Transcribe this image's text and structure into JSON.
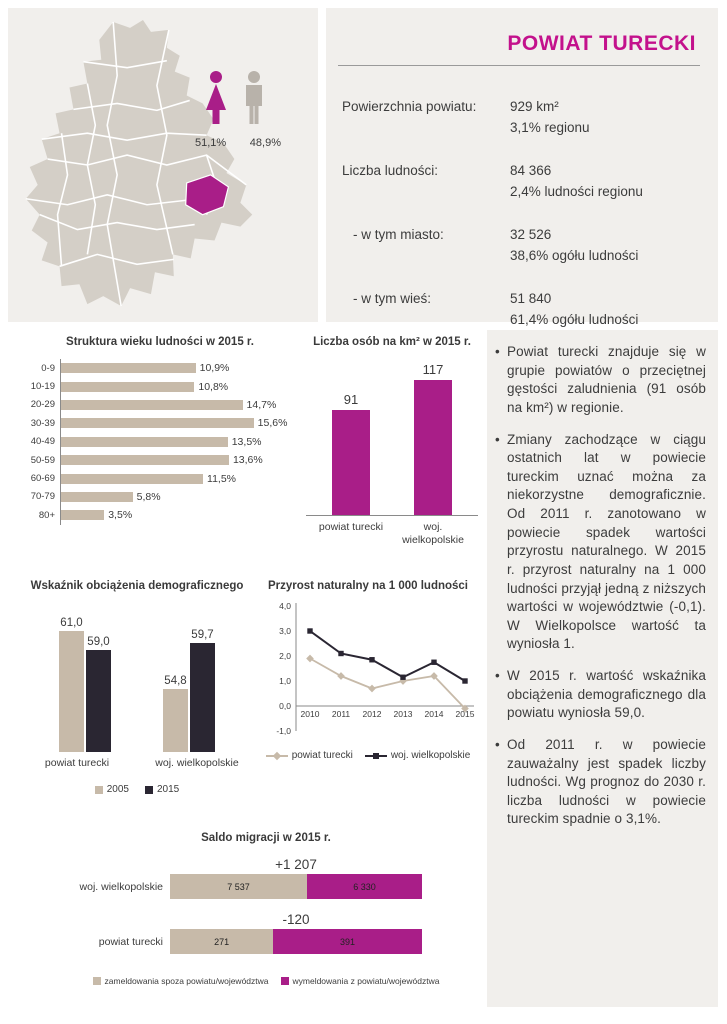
{
  "colors": {
    "panel_bg": "#f1efec",
    "map_gray": "#d4cfc7",
    "beige": "#c7baa9",
    "dark": "#2a2632",
    "magenta_title": "#c3118c",
    "magenta_bar": "#a91e88",
    "male_gray": "#b8b2aa",
    "axis": "#8a8a8a",
    "text": "#3c3c3c"
  },
  "header": {
    "title": "POWIAT TURECKI",
    "gender": {
      "female_pct": "51,1%",
      "male_pct": "48,9%"
    },
    "stats": [
      {
        "label": "Powierzchnia powiatu:",
        "value": "929 km²",
        "sub": "3,1% regionu"
      },
      {
        "label": "Liczba ludności:",
        "value": "84 366",
        "sub": "2,4% ludności regionu"
      },
      {
        "label": "- w tym  miasto:",
        "value": "32 526",
        "sub": "38,6% ogółu ludności"
      },
      {
        "label": "- w tym wieś:",
        "value": "51 840",
        "sub": "61,4% ogółu ludności"
      }
    ]
  },
  "chart_data": [
    {
      "id": "age_structure",
      "type": "bar",
      "orientation": "horizontal",
      "title": "Struktura wieku ludności w 2015 r.",
      "categories": [
        "0-9",
        "10-19",
        "20-29",
        "30-39",
        "40-49",
        "50-59",
        "60-69",
        "70-79",
        "80+"
      ],
      "values": [
        10.9,
        10.8,
        14.7,
        15.6,
        13.5,
        13.6,
        11.5,
        5.8,
        3.5
      ],
      "value_labels": [
        "10,9%",
        "10,8%",
        "14,7%",
        "15,6%",
        "13,5%",
        "13,6%",
        "11,5%",
        "5,8%",
        "3,5%"
      ],
      "xlim": [
        0,
        16
      ]
    },
    {
      "id": "population_density",
      "type": "bar",
      "title": "Liczba osób na km² w 2015 r.",
      "categories": [
        "powiat turecki",
        "woj. wielkopolskie"
      ],
      "values": [
        91,
        117
      ],
      "value_labels": [
        "91",
        "117"
      ],
      "ylim": [
        0,
        130
      ]
    },
    {
      "id": "dependency_ratio",
      "type": "bar",
      "title": "Wskaźnik obciążenia demograficznego",
      "categories": [
        "powiat turecki",
        "woj. wielkopolskie"
      ],
      "series": [
        {
          "name": "2005",
          "values": [
            61.0,
            54.8
          ],
          "labels": [
            "61,0",
            "54,8"
          ]
        },
        {
          "name": "2015",
          "values": [
            59.0,
            59.7
          ],
          "labels": [
            "59,0",
            "59,7"
          ]
        }
      ],
      "ylim": [
        48,
        62
      ],
      "legend_position": "bottom"
    },
    {
      "id": "natural_increase",
      "type": "line",
      "title": "Przyrost naturalny na 1 000 ludności",
      "x": [
        2010,
        2011,
        2012,
        2013,
        2014,
        2015
      ],
      "series": [
        {
          "name": "powiat turecki",
          "marker": "diamond",
          "values": [
            1.9,
            1.2,
            0.7,
            1.0,
            1.2,
            -0.1
          ]
        },
        {
          "name": "woj. wielkopolskie",
          "marker": "square",
          "values": [
            3.0,
            2.1,
            1.85,
            1.15,
            1.75,
            1.0
          ]
        }
      ],
      "ylim": [
        -1.0,
        4.0
      ],
      "ytick_labels": [
        "4,0",
        "3,0",
        "2,0",
        "1,0",
        "0,0",
        "-1,0"
      ],
      "legend_position": "bottom"
    },
    {
      "id": "migration_balance",
      "type": "bar",
      "subtype": "stacked-horizontal-100pct",
      "title": "Saldo migracji w 2015 r.",
      "categories": [
        "woj. wielkopolskie",
        "powiat turecki"
      ],
      "series": [
        {
          "name": "zameldowania spoza powiatu/województwa",
          "values": [
            7537,
            271
          ],
          "labels": [
            "7 537",
            "271"
          ]
        },
        {
          "name": "wymeldowania z powiatu/województwa",
          "values": [
            6330,
            391
          ],
          "labels": [
            "6 330",
            "391"
          ]
        }
      ],
      "net_labels": [
        "+1 207",
        "-120"
      ],
      "legend_position": "bottom"
    }
  ],
  "notes": {
    "bullets": [
      "Powiat turecki znajduje się w grupie powiatów o przeciętnej gęstości zaludnienia (91 osób na km²) w regionie.",
      "Zmiany zachodzące w ciągu ostatnich lat w powiecie tureckim uznać można za niekorzystne demograficznie. Od 2011 r. zanotowano w powiecie spadek wartości przyrostu naturalnego. W 2015 r. przyrost naturalny na 1 000 ludności przyjął jedną z niższych wartości w województwie (-0,1). W Wielkopolsce wartość ta wyniosła 1.",
      "W 2015 r. wartość wskaźnika obciążenia demograficznego dla powiatu wyniosła 59,0.",
      "Od 2011 r. w powiecie zauważalny jest spadek liczby ludności. Wg prognoz do 2030 r. liczba ludności w powiecie tureckim spadnie o 3,1%."
    ]
  }
}
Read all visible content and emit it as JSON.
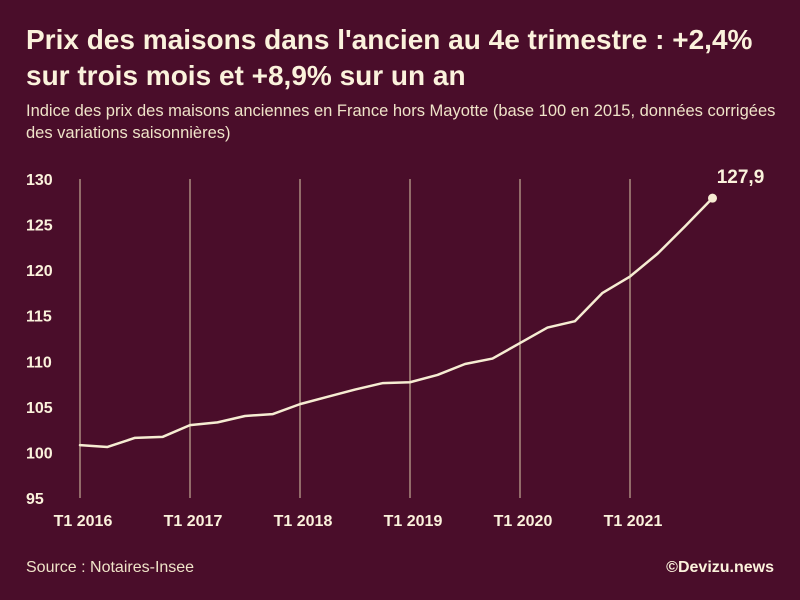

_ _ _

◆ WRITTEN TASK:
Reproduce all entries exactly. Pictures do not belong in the copy.

◆ ANSWER TO THIS TASK:
Transcribe this image's text and structure into JSON.
{
  "colors": {
    "panel_bg": "#f1efec",
    "map_gray": "#d4cfc7",
    "beige": "#c7baa9",
    "dark": "#2a2632",
    "magenta_title": "#c3118c",
    "magenta_bar": "#a91e88",
    "male_gray": "#b8b2aa",
    "axis": "#8a8a8a",
    "text": "#3c3c3c"
  },
  "header": {
    "title": "POWIAT TURECKI",
    "gender": {
      "female_pct": "51,1%",
      "male_pct": "48,9%"
    },
    "stats": [
      {
        "label": "Powierzchnia powiatu:",
        "value": "929 km²",
        "sub": "3,1% regionu"
      },
      {
        "label": "Liczba ludności:",
        "value": "84 366",
        "sub": "2,4% ludności regionu"
      },
      {
        "label": "- w tym  miasto:",
        "value": "32 526",
        "sub": "38,6% ogółu ludności"
      },
      {
        "label": "- w tym wieś:",
        "value": "51 840",
        "sub": "61,4% ogółu ludności"
      }
    ]
  },
  "chart_data": [
    {
      "id": "age_structure",
      "type": "bar",
      "orientation": "horizontal",
      "title": "Struktura wieku ludności w 2015 r.",
      "categories": [
        "0-9",
        "10-19",
        "20-29",
        "30-39",
        "40-49",
        "50-59",
        "60-69",
        "70-79",
        "80+"
      ],
      "values": [
        10.9,
        10.8,
        14.7,
        15.6,
        13.5,
        13.6,
        11.5,
        5.8,
        3.5
      ],
      "value_labels": [
        "10,9%",
        "10,8%",
        "14,7%",
        "15,6%",
        "13,5%",
        "13,6%",
        "11,5%",
        "5,8%",
        "3,5%"
      ],
      "xlim": [
        0,
        16
      ]
    },
    {
      "id": "population_density",
      "type": "bar",
      "title": "Liczba osób na km² w 2015 r.",
      "categories": [
        "powiat turecki",
        "woj. wielkopolskie"
      ],
      "values": [
        91,
        117
      ],
      "value_labels": [
        "91",
        "117"
      ],
      "ylim": [
        0,
        130
      ]
    },
    {
      "id": "dependency_ratio",
      "type": "bar",
      "title": "Wskaźnik obciążenia demograficznego",
      "categories": [
        "powiat turecki",
        "woj. wielkopolskie"
      ],
      "series": [
        {
          "name": "2005",
          "values": [
            61.0,
            54.8
          ],
          "labels": [
            "61,0",
            "54,8"
          ]
        },
        {
          "name": "2015",
          "values": [
            59.0,
            59.7
          ],
          "labels": [
            "59,0",
            "59,7"
          ]
        }
      ],
      "ylim": [
        48,
        62
      ],
      "legend_position": "bottom"
    },
    {
      "id": "natural_increase",
      "type": "line",
      "title": "Przyrost naturalny na 1 000 ludności",
      "x": [
        2010,
        2011,
        2012,
        2013,
        2014,
        2015
      ],
      "series": [
        {
          "name": "powiat turecki",
          "marker": "diamond",
          "values": [
            1.9,
            1.2,
            0.7,
            1.0,
            1.2,
            -0.1
          ]
        },
        {
          "name": "woj. wielkopolskie",
          "marker": "square",
          "values": [
            3.0,
            2.1,
            1.85,
            1.15,
            1.75,
            1.0
          ]
        }
      ],
      "ylim": [
        -1.0,
        4.0
      ],
      "ytick_labels": [
        "4,0",
        "3,0",
        "2,0",
        "1,0",
        "0,0",
        "-1,0"
      ],
      "legend_position": "bottom"
    },
    {
      "id": "migration_balance",
      "type": "bar",
      "subtype": "stacked-horizontal-100pct",
      "title": "Saldo migracji w 2015 r.",
      "categories": [
        "woj. wielkopolskie",
        "powiat turecki"
      ],
      "series": [
        {
          "name": "zameldowania spoza powiatu/województwa",
          "values": [
            7537,
            271
          ],
          "labels": [
            "7 537",
            "271"
          ]
        },
        {
          "name": "wymeldowania z powiatu/województwa",
          "values": [
            6330,
            391
          ],
          "labels": [
            "6 330",
            "391"
          ]
        }
      ],
      "net_labels": [
        "+1 207",
        "-120"
      ],
      "legend_position": "bottom"
    }
  ],
  "notes": {
    "bullets": [
      "Powiat turecki znajduje się w grupie powiatów o przeciętnej gęstości zaludnienia (91 osób na km²) w regionie.",
      "Zmiany zachodzące w ciągu ostatnich lat w powiecie tureckim uznać można za niekorzystne demograficznie. Od 2011 r. zanotowano w powiecie spadek wartości przyrostu naturalnego. W 2015 r. przyrost naturalny na 1 000 ludności przyjął jedną z niższych wartości w województwie (-0,1). W Wielkopolsce wartość ta wyniosła 1.",
      "W 2015 r. wartość wskaźnika obciążenia demograficznego dla powiatu wyniosła 59,0.",
      "Od 2011 r. w powiecie zauważalny jest spadek liczby ludności. Wg prognoz do 2030 r. liczba ludności w powiecie tureckim spadnie o 3,1%."
    ]
  }
}
Read all visible content and emit it as JSON.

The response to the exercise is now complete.